Directions for this task: Output each line exactly as it appears, skipping any embedded picture.
◇ ◇ ◇
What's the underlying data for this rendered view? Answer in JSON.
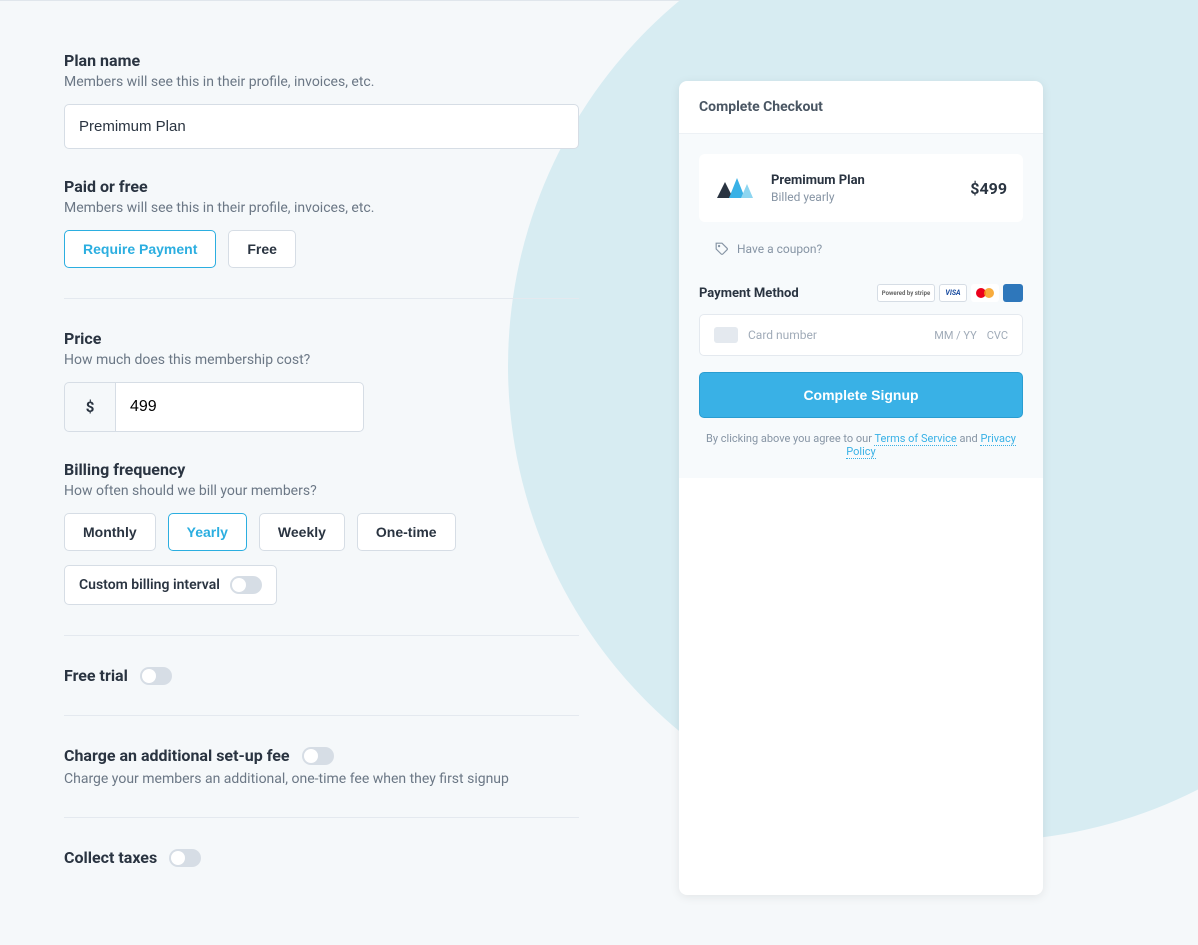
{
  "plan_name": {
    "label": "Plan name",
    "help": "Members will see this in their profile, invoices, etc.",
    "value": "Premimum Plan"
  },
  "paid_or_free": {
    "label": "Paid or free",
    "help": "Members will see this in their profile, invoices, etc.",
    "options": {
      "require_payment": "Require Payment",
      "free": "Free"
    }
  },
  "price": {
    "label": "Price",
    "help": "How much does this membership cost?",
    "currency_symbol": "$",
    "value": "499"
  },
  "billing_frequency": {
    "label": "Billing frequency",
    "help": "How often should we bill your members?",
    "options": {
      "monthly": "Monthly",
      "yearly": "Yearly",
      "weekly": "Weekly",
      "one_time": "One-time"
    },
    "custom_label": "Custom billing interval"
  },
  "free_trial": {
    "label": "Free trial"
  },
  "setup_fee": {
    "label": "Charge an additional set-up fee",
    "help": "Charge your members an additional, one-time fee when they first signup"
  },
  "collect_taxes": {
    "label": "Collect taxes"
  },
  "preview": {
    "header": "Complete Checkout",
    "plan_name": "Premimum Plan",
    "billed": "Billed yearly",
    "price": "$499",
    "coupon_text": "Have a coupon?",
    "payment_method_label": "Payment Method",
    "stripe_badge": "Powered by stripe",
    "card_placeholder": "Card number",
    "card_expiry": "MM / YY",
    "card_cvc": "CVC",
    "complete_button": "Complete Signup",
    "terms_prefix": "By clicking above you agree to our ",
    "terms_link": "Terms of Service",
    "terms_and": " and ",
    "privacy_link": "Privacy Policy"
  }
}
◇ ◇ ◇
Written response:
What's the underlying data for this rendered view? Answer in JSON.
{
  "plan_name": {
    "label": "Plan name",
    "help": "Members will see this in their profile, invoices, etc.",
    "value": "Premimum Plan"
  },
  "paid_or_free": {
    "label": "Paid or free",
    "help": "Members will see this in their profile, invoices, etc.",
    "options": {
      "require_payment": "Require Payment",
      "free": "Free"
    }
  },
  "price": {
    "label": "Price",
    "help": "How much does this membership cost?",
    "currency_symbol": "$",
    "value": "499"
  },
  "billing_frequency": {
    "label": "Billing frequency",
    "help": "How often should we bill your members?",
    "options": {
      "monthly": "Monthly",
      "yearly": "Yearly",
      "weekly": "Weekly",
      "one_time": "One-time"
    },
    "custom_label": "Custom billing interval"
  },
  "free_trial": {
    "label": "Free trial"
  },
  "setup_fee": {
    "label": "Charge an additional set-up fee",
    "help": "Charge your members an additional, one-time fee when they first signup"
  },
  "collect_taxes": {
    "label": "Collect taxes"
  },
  "preview": {
    "header": "Complete Checkout",
    "plan_name": "Premimum Plan",
    "billed": "Billed yearly",
    "price": "$499",
    "coupon_text": "Have a coupon?",
    "payment_method_label": "Payment Method",
    "stripe_badge": "Powered by stripe",
    "card_placeholder": "Card number",
    "card_expiry": "MM / YY",
    "card_cvc": "CVC",
    "complete_button": "Complete Signup",
    "terms_prefix": "By clicking above you agree to our ",
    "terms_link": "Terms of Service",
    "terms_and": " and ",
    "privacy_link": "Privacy Policy"
  }
}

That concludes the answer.